**WORK TO DO**
Extract each line from the entries below that has the string "pairing" in it.

Items from a figure collection:
***

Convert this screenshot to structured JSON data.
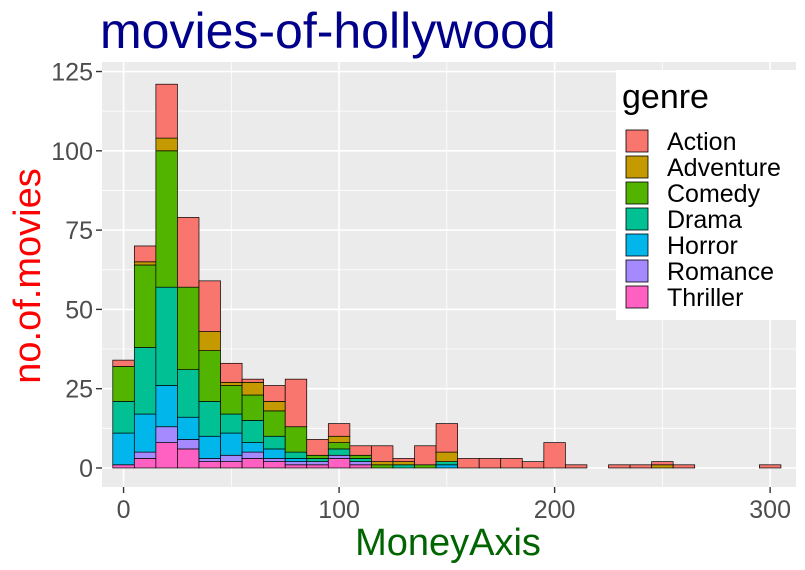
{
  "chart_data": {
    "type": "bar",
    "subtype": "stacked-histogram",
    "title": "movies-of-hollywood",
    "xlabel": "MoneyAxis",
    "ylabel": "no.of.movies",
    "xlim": [
      -10,
      312
    ],
    "ylim": [
      -6,
      128
    ],
    "x_ticks": [
      0,
      100,
      200,
      300
    ],
    "y_ticks": [
      0,
      25,
      50,
      75,
      100,
      125
    ],
    "x_tick_labels": [
      "0",
      "100",
      "200",
      "300"
    ],
    "y_tick_labels": [
      "0",
      "25",
      "50",
      "75",
      "100",
      "125"
    ],
    "grid": true,
    "legend_position": "right",
    "legend_title": "genre",
    "bin_width": 10,
    "bins": [
      0,
      10,
      20,
      30,
      40,
      50,
      60,
      70,
      80,
      90,
      100,
      110,
      120,
      130,
      140,
      150,
      160,
      170,
      180,
      190,
      200,
      210,
      220,
      230,
      240,
      250,
      260,
      270,
      280,
      290,
      300
    ],
    "series": [
      {
        "name": "Thriller",
        "color": "#FF61C3",
        "values": [
          1,
          3,
          8,
          6,
          2,
          2,
          3,
          2,
          1,
          1,
          3,
          1,
          0,
          0,
          0,
          0,
          0,
          0,
          0,
          0,
          0,
          0,
          0,
          0,
          0,
          0,
          0,
          0,
          0,
          0,
          0
        ]
      },
      {
        "name": "Romance",
        "color": "#A58AFF",
        "values": [
          0,
          2,
          5,
          3,
          1,
          2,
          2,
          1,
          1,
          1,
          1,
          1,
          0,
          0,
          0,
          0,
          0,
          0,
          0,
          0,
          0,
          0,
          0,
          0,
          0,
          0,
          0,
          0,
          0,
          0,
          0
        ]
      },
      {
        "name": "Horror",
        "color": "#00B6EB",
        "values": [
          10,
          12,
          13,
          7,
          7,
          7,
          3,
          3,
          1,
          0,
          0,
          0,
          0,
          0,
          0,
          1,
          0,
          0,
          0,
          0,
          0,
          0,
          0,
          0,
          0,
          0,
          0,
          0,
          0,
          0,
          0
        ]
      },
      {
        "name": "Drama",
        "color": "#00C094",
        "values": [
          10,
          21,
          31,
          15,
          11,
          6,
          7,
          4,
          2,
          1,
          2,
          1,
          0,
          1,
          0,
          1,
          0,
          0,
          0,
          0,
          0,
          0,
          0,
          0,
          0,
          0,
          0,
          0,
          0,
          0,
          0
        ]
      },
      {
        "name": "Comedy",
        "color": "#53B400",
        "values": [
          11,
          26,
          43,
          26,
          16,
          9,
          8,
          8,
          8,
          1,
          2,
          1,
          1,
          0,
          1,
          0,
          0,
          0,
          0,
          0,
          0,
          0,
          0,
          0,
          0,
          0,
          0,
          0,
          0,
          0,
          0
        ]
      },
      {
        "name": "Adventure",
        "color": "#C49A00",
        "values": [
          0,
          1,
          4,
          0,
          6,
          1,
          4,
          3,
          0,
          0,
          2,
          0,
          1,
          1,
          0,
          3,
          0,
          0,
          0,
          0,
          0,
          0,
          0,
          0,
          0,
          1,
          0,
          0,
          0,
          0,
          0
        ]
      },
      {
        "name": "Action",
        "color": "#F8766D",
        "values": [
          2,
          5,
          17,
          22,
          16,
          6,
          1,
          5,
          15,
          5,
          4,
          3,
          5,
          1,
          6,
          9,
          3,
          3,
          3,
          2,
          8,
          1,
          0,
          1,
          1,
          1,
          1,
          0,
          0,
          0,
          1
        ]
      }
    ],
    "legend_order": [
      "Action",
      "Adventure",
      "Comedy",
      "Drama",
      "Horror",
      "Romance",
      "Thriller"
    ]
  },
  "colors": {
    "title": "#00008B",
    "xlabel": "#006400",
    "ylabel": "#FF0000",
    "panel": "#EBEBEB",
    "grid": "#FFFFFF",
    "tick_text": "#4D4D4D",
    "bar_outline": "#000000"
  }
}
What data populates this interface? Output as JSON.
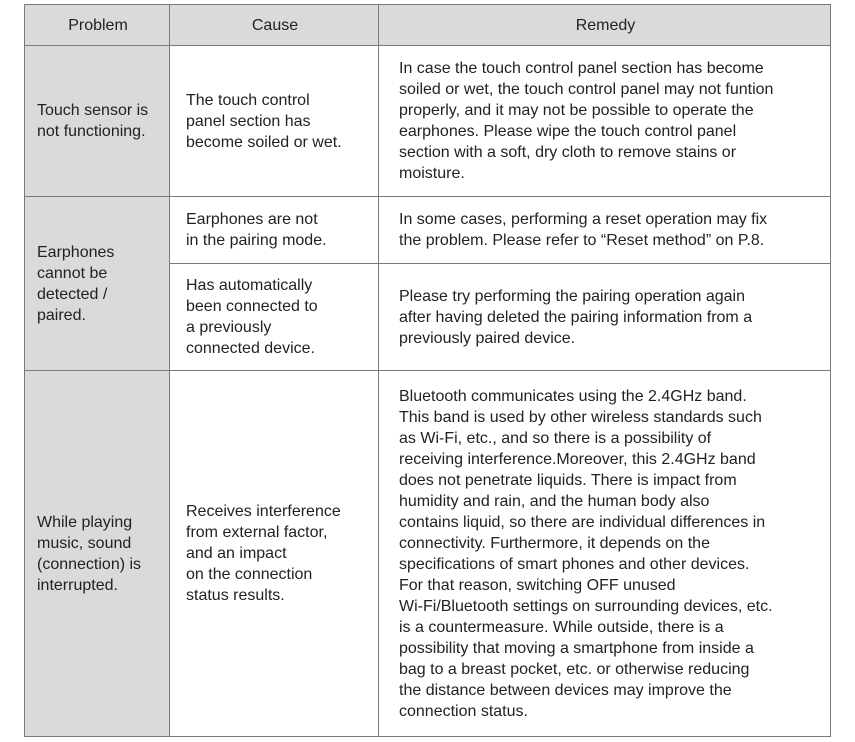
{
  "colors": {
    "header_bg": "#d9dadb",
    "border": "#7a7a7a",
    "text": "#222222"
  },
  "headers": {
    "problem": "Problem",
    "cause": "Cause",
    "remedy": "Remedy"
  },
  "rows": [
    {
      "problem": [
        "Touch sensor is",
        "not functioning."
      ],
      "cause": [
        "The touch control",
        "panel section has",
        "become soiled or wet."
      ],
      "remedy": [
        "In case the touch control panel section has become",
        "soiled or wet, the touch control panel may not funtion",
        "properly, and it may not be possible to operate the",
        "earphones.  Please wipe the touch control panel",
        "section with a soft, dry cloth to remove stains or",
        "moisture."
      ]
    },
    {
      "problem": [
        "Earphones",
        "cannot be",
        "detected /",
        "paired."
      ],
      "cause": [
        "Earphones are not",
        "in the pairing mode."
      ],
      "remedy": [
        "In some cases, performing a reset operation may fix",
        "the problem. Please refer to “Reset method” on P.8."
      ],
      "cause2": [
        "Has automatically",
        " been connected to",
        " a previously",
        " connected device."
      ],
      "remedy2": [
        "Please try performing the pairing operation again",
        "after having deleted the pairing information from a",
        "previously paired device."
      ]
    },
    {
      "problem": [
        "While playing",
        "music, sound",
        "(connection) is",
        "interrupted."
      ],
      "cause": [
        "Receives interference",
        "from external factor,",
        "and an impact",
        "on the connection",
        "status results."
      ],
      "remedy": [
        "Bluetooth communicates using the 2.4GHz band.",
        "This band is used by other wireless standards such",
        "as Wi-Fi, etc., and so there is a possibility of",
        "receiving interference.Moreover, this 2.4GHz band",
        "does not penetrate liquids.  There is impact from",
        "humidity and rain, and the human body also",
        "contains liquid, so there are individual differences in",
        "connectivity. Furthermore, it depends on the",
        "specifications of smart phones and other devices.",
        "For that reason, switching OFF unused",
        "Wi-Fi/Bluetooth settings on surrounding devices, etc.",
        "is a countermeasure. While outside, there is a",
        "possibility that moving a smartphone from inside a",
        "bag to a breast pocket, etc. or otherwise reducing",
        "the distance between devices may improve the",
        "connection status."
      ]
    }
  ]
}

***

**RESULT OF THE TASK**
        "in the pairing mode."
        "Please try performing the pairing operation again",
        "after having deleted the pairing information from a",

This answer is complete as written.